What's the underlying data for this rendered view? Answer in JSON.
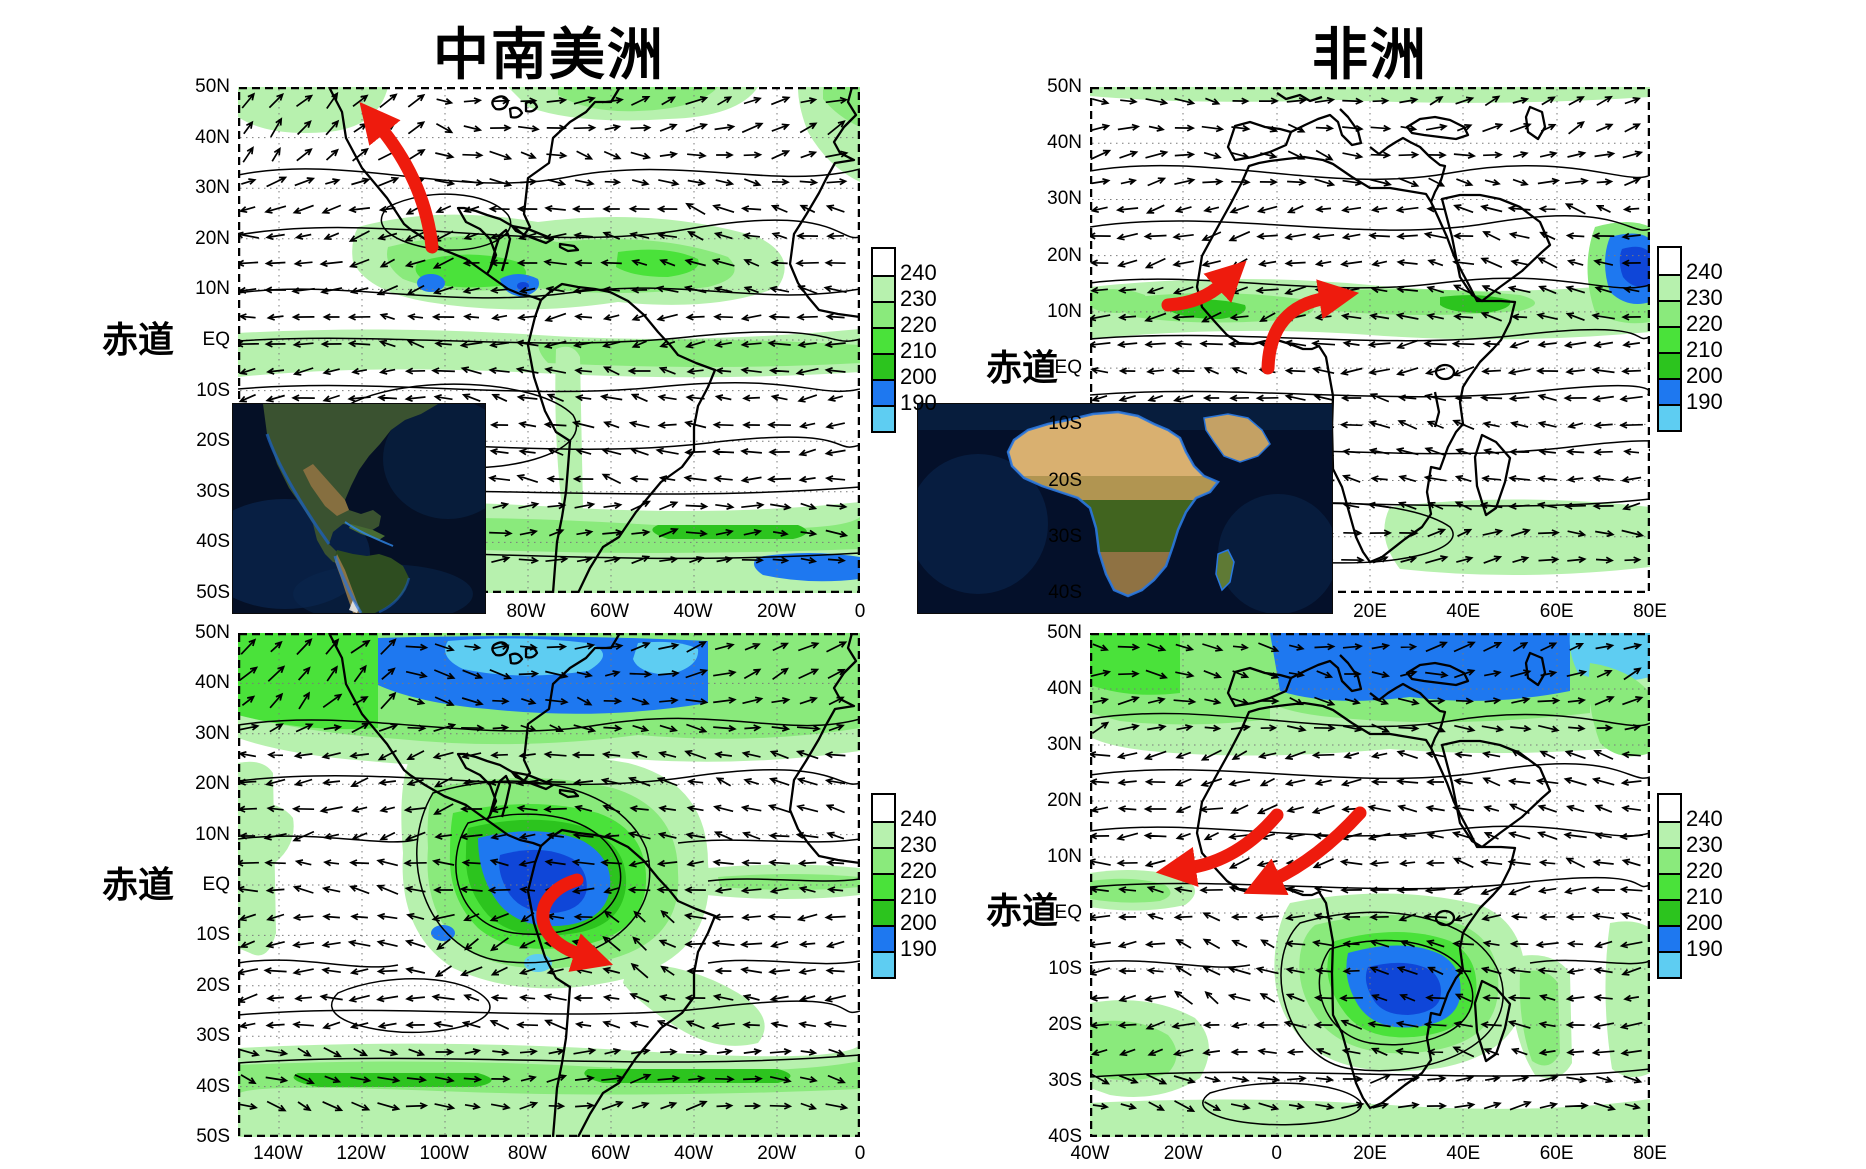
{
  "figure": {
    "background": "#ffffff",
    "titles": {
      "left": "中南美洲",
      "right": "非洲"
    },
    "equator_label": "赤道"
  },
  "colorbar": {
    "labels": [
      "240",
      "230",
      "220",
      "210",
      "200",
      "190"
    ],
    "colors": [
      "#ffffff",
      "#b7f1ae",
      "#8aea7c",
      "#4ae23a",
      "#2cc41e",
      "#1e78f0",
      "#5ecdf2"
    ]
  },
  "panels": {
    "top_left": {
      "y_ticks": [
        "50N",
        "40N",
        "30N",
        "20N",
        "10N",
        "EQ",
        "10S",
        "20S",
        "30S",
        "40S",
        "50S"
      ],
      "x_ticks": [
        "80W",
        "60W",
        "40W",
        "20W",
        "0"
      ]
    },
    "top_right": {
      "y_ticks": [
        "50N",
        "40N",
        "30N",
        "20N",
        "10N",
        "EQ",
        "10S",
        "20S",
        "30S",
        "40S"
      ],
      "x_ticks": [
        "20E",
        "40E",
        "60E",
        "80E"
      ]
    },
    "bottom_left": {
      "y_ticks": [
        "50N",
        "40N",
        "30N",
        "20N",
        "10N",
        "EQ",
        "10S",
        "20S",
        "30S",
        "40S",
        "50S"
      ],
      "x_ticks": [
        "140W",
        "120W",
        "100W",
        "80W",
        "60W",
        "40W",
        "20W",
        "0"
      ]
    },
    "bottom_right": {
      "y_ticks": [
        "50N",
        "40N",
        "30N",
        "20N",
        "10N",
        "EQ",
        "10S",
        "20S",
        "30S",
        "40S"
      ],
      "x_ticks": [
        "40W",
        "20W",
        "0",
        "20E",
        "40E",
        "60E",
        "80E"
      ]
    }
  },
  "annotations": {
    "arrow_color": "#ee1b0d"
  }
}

========

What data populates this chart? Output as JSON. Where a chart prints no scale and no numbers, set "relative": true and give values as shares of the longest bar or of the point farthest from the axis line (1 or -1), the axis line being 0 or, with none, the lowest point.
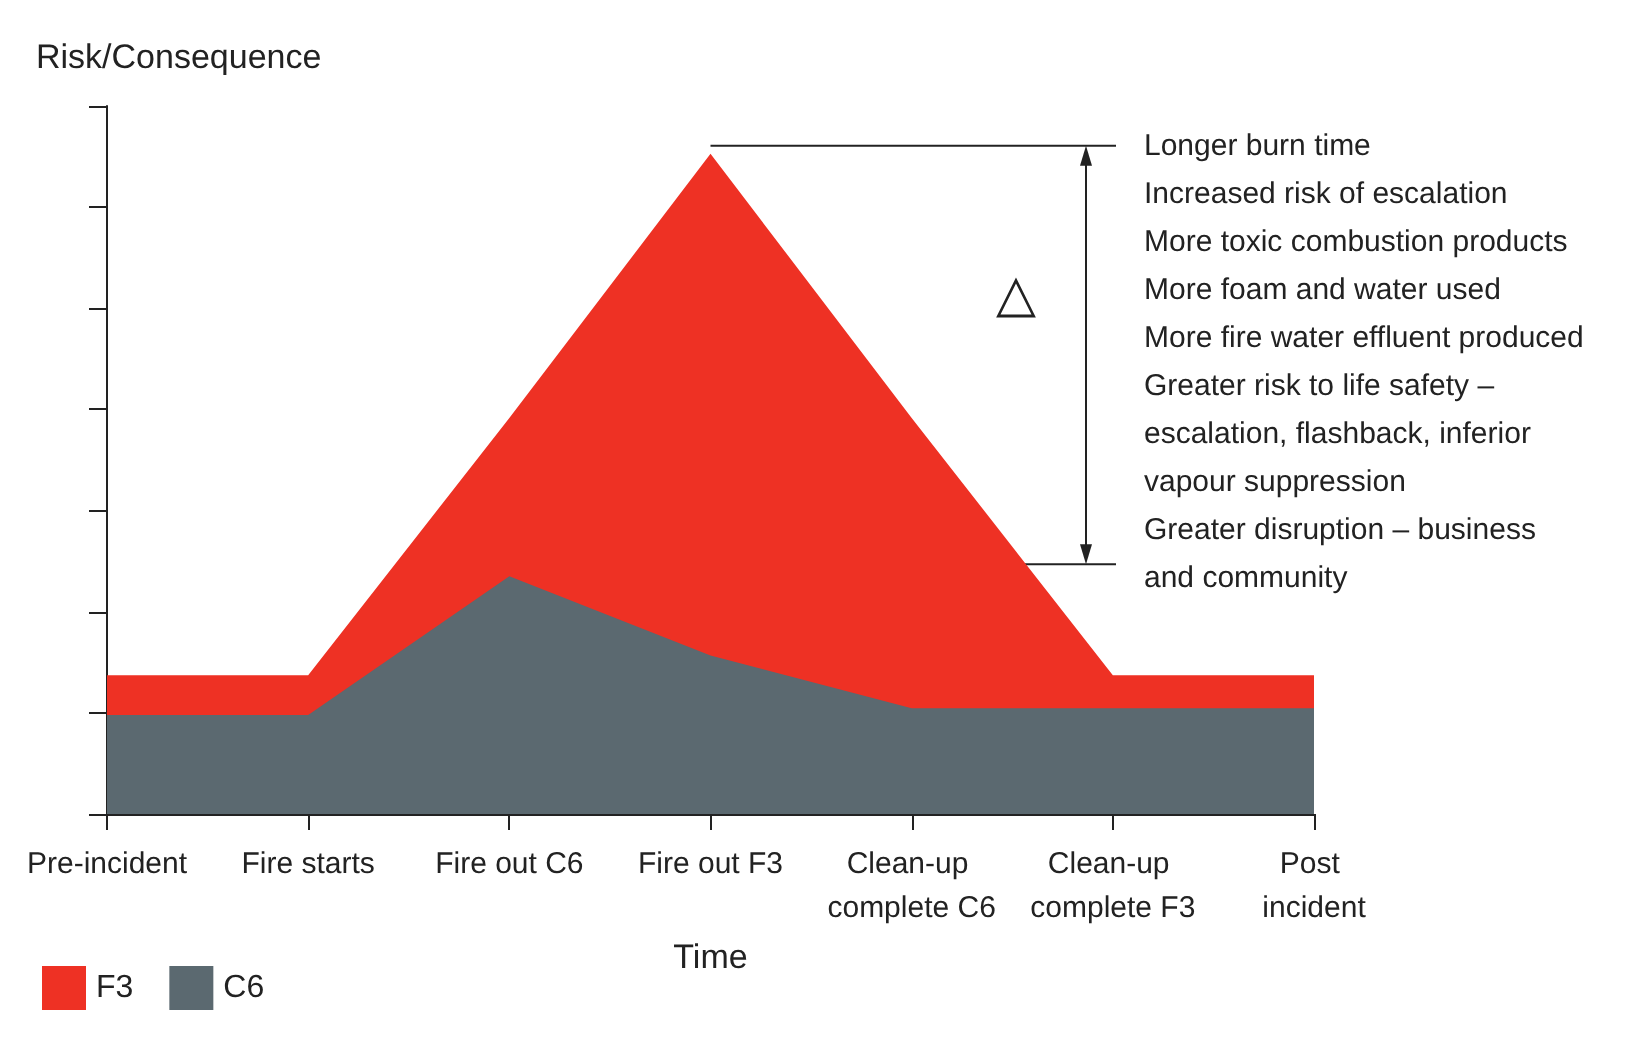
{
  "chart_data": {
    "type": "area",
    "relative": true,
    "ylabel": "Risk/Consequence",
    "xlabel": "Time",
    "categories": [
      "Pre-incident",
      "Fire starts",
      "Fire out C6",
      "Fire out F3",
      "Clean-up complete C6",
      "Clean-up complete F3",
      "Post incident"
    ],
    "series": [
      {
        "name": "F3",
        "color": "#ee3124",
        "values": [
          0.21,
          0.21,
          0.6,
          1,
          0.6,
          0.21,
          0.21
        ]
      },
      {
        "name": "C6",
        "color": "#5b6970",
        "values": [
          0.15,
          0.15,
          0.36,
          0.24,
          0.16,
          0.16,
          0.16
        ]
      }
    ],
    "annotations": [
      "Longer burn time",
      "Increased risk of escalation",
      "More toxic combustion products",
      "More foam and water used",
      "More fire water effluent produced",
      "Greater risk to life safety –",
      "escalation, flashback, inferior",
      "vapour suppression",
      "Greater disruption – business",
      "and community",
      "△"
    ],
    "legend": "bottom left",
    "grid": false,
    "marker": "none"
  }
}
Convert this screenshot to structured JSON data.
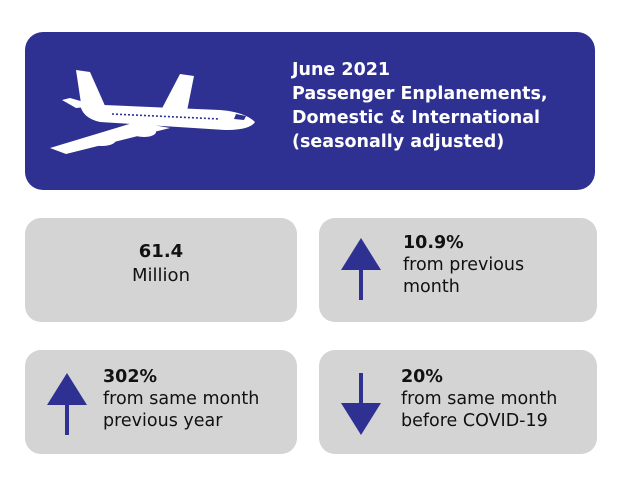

========

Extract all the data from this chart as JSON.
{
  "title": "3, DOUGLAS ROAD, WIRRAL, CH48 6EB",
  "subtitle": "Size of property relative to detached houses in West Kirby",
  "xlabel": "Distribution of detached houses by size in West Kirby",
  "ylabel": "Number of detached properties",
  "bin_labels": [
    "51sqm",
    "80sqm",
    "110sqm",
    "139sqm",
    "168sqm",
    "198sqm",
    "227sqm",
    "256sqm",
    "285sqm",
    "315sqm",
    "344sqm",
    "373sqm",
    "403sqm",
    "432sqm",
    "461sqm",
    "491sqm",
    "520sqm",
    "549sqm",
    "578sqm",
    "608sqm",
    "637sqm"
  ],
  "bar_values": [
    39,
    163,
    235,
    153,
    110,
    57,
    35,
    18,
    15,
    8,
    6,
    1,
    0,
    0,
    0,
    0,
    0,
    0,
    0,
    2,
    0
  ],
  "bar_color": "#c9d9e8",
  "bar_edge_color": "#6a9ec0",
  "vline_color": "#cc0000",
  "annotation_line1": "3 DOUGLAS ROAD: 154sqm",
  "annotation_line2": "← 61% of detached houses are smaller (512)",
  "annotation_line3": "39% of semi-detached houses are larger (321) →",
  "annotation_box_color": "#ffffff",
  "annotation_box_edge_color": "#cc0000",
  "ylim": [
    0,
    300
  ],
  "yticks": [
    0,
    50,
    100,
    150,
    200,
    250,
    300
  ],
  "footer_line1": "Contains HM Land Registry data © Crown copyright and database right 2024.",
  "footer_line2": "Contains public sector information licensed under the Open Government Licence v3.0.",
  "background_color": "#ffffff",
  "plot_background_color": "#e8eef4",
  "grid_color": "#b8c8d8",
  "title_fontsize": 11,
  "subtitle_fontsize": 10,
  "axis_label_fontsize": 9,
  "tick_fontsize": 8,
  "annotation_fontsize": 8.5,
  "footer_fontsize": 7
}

========

* [What needs to be done]: Only the lines from the one bearing "What data populates" to the one bearing "Convert this screenshot", both included, should be restated word for word, with pictures left out.

* [Response to this task]:
What data populates this chart? Output as JSON. Where a chart prints no scale and no numbers, set "relative": true and give values as shares of the longest bar or of the point farthest from the axis line (1 or -1), the axis line being 0 or, with none, the lowest point.
{
  "chart_data": {
    "type": "area",
    "relative": true,
    "ylabel": "Risk/Consequence",
    "xlabel": "Time",
    "categories": [
      "Pre-incident",
      "Fire starts",
      "Fire out C6",
      "Fire out F3",
      "Clean-up complete C6",
      "Clean-up complete F3",
      "Post incident"
    ],
    "series": [
      {
        "name": "F3",
        "color": "#ee3124",
        "values": [
          0.21,
          0.21,
          0.6,
          1,
          0.6,
          0.21,
          0.21
        ]
      },
      {
        "name": "C6",
        "color": "#5b6970",
        "values": [
          0.15,
          0.15,
          0.36,
          0.24,
          0.16,
          0.16,
          0.16
        ]
      }
    ],
    "annotations": [
      "Longer burn time",
      "Increased risk of escalation",
      "More toxic combustion products",
      "More foam and water used",
      "More fire water effluent produced",
      "Greater risk to life safety –",
      "escalation, flashback, inferior",
      "vapour suppression",
      "Greater disruption – business",
      "and community",
      "△"
    ],
    "legend": "bottom left",
    "grid": false,
    "marker": "none"
  }
}
Convert this screenshot to structured JSON data.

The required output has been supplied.